Reproduce all the entries precisely.
══════════
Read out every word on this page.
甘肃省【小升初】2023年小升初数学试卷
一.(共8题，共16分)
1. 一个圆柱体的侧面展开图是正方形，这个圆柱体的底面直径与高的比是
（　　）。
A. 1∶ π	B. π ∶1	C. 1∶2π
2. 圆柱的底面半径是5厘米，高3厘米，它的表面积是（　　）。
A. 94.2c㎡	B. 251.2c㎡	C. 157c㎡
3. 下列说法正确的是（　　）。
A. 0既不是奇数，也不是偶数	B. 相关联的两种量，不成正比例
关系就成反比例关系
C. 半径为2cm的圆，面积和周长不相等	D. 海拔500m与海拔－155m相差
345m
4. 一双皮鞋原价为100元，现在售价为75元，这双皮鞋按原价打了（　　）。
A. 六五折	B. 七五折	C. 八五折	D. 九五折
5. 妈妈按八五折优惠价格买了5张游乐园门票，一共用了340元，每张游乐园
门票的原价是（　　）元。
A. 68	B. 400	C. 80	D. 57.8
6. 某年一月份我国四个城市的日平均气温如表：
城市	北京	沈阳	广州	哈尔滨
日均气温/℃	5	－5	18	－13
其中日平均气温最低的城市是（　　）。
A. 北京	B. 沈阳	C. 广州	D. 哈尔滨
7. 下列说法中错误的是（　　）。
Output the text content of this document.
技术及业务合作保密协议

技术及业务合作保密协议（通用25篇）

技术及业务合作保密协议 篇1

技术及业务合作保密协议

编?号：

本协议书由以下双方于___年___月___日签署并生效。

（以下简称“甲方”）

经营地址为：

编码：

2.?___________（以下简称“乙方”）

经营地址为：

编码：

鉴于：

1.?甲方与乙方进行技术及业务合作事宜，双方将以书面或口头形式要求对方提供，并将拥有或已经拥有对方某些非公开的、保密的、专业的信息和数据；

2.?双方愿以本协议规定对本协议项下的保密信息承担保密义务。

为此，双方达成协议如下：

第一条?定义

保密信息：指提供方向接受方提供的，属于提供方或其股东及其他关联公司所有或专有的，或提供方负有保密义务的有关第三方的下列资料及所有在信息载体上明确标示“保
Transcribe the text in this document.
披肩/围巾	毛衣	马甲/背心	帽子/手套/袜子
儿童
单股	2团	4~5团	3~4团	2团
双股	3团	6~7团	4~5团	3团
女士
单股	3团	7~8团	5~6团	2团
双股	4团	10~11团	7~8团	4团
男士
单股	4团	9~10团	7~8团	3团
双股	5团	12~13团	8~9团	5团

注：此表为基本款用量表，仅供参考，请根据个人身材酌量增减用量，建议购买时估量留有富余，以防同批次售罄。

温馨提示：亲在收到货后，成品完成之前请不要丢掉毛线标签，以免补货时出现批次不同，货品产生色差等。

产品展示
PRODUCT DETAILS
══════════
## Written solution
Read out every word on this page.
甘肃省【小升初】2023年小升初数学试卷
一.(共8题，共16分)
1. 一个圆柱体的侧面展开图是正方形，这个圆柱体的底面直径与高的比是
（　　）。
A. 1∶ π	B. π ∶1	C. 1∶2π
2. 圆柱的底面半径是5厘米，高3厘米，它的表面积是（　　）。
A. 94.2c㎡	B. 251.2c㎡	C. 157c㎡
3. 下列说法正确的是（　　）。
A. 0既不是奇数，也不是偶数	B. 相关联的两种量，不成正比例
关系就成反比例关系
C. 半径为2cm的圆，面积和周长不相等	D. 海拔500m与海拔－155m相差
345m
4. 一双皮鞋原价为100元，现在售价为75元，这双皮鞋按原价打了（　　）。
A. 六五折	B. 七五折	C. 八五折	D. 九五折
5. 妈妈按八五折优惠价格买了5张游乐园门票，一共用了340元，每张游乐园
门票的原价是（　　）元。
A. 68	B. 400	C. 80	D. 57.8
6. 某年一月份我国四个城市的日平均气温如表：
城市	北京	沈阳	广州	哈尔滨
日均气温/℃	5	－5	18	－13
其中日平均气温最低的城市是（　　）。
A. 北京	B. 沈阳	C. 广州	D. 哈尔滨
7. 下列说法中错误的是（　　）。
Output the text content of this document.
技术及业务合作保密协议

技术及业务合作保密协议（通用25篇）

技术及业务合作保密协议 篇1

技术及业务合作保密协议

编?号：

本协议书由以下双方于___年___月___日签署并生效。

（以下简称“甲方”）

经营地址为：

编码：

2.?___________（以下简称“乙方”）

经营地址为：

编码：

鉴于：

1.?甲方与乙方进行技术及业务合作事宜，双方将以书面或口头形式要求对方提供，并将拥有或已经拥有对方某些非公开的、保密的、专业的信息和数据；

2.?双方愿以本协议规定对本协议项下的保密信息承担保密义务。

为此，双方达成协议如下：

第一条?定义

保密信息：指提供方向接受方提供的，属于提供方或其股东及其他关联公司所有或专有的，或提供方负有保密义务的有关第三方的下列资料及所有在信息载体上明确标示“保
Transcribe the text in this document.
披肩/围巾	毛衣	马甲/背心	帽子/手套/袜子
儿童
单股	2团	4~5团	3~4团	2团
双股	3团	6~7团	4~5团	3团
女士
单股	3团	7~8团	5~6团	2团
双股	4团	10~11团	7~8团	4团
男士
单股	4团	9~10团	7~8团	3团
双股	5团	12~13团	8~9团	5团

注：此表为基本款用量表，仅供参考，请根据个人身材酌量增减用量，建议购买时估量留有富余，以防同批次售罄。

温馨提示：亲在收到货后，成品完成之前请不要丢掉毛线标签，以免补货时出现批次不同，货品产生色差等。

产品展示
PRODUCT DETAILS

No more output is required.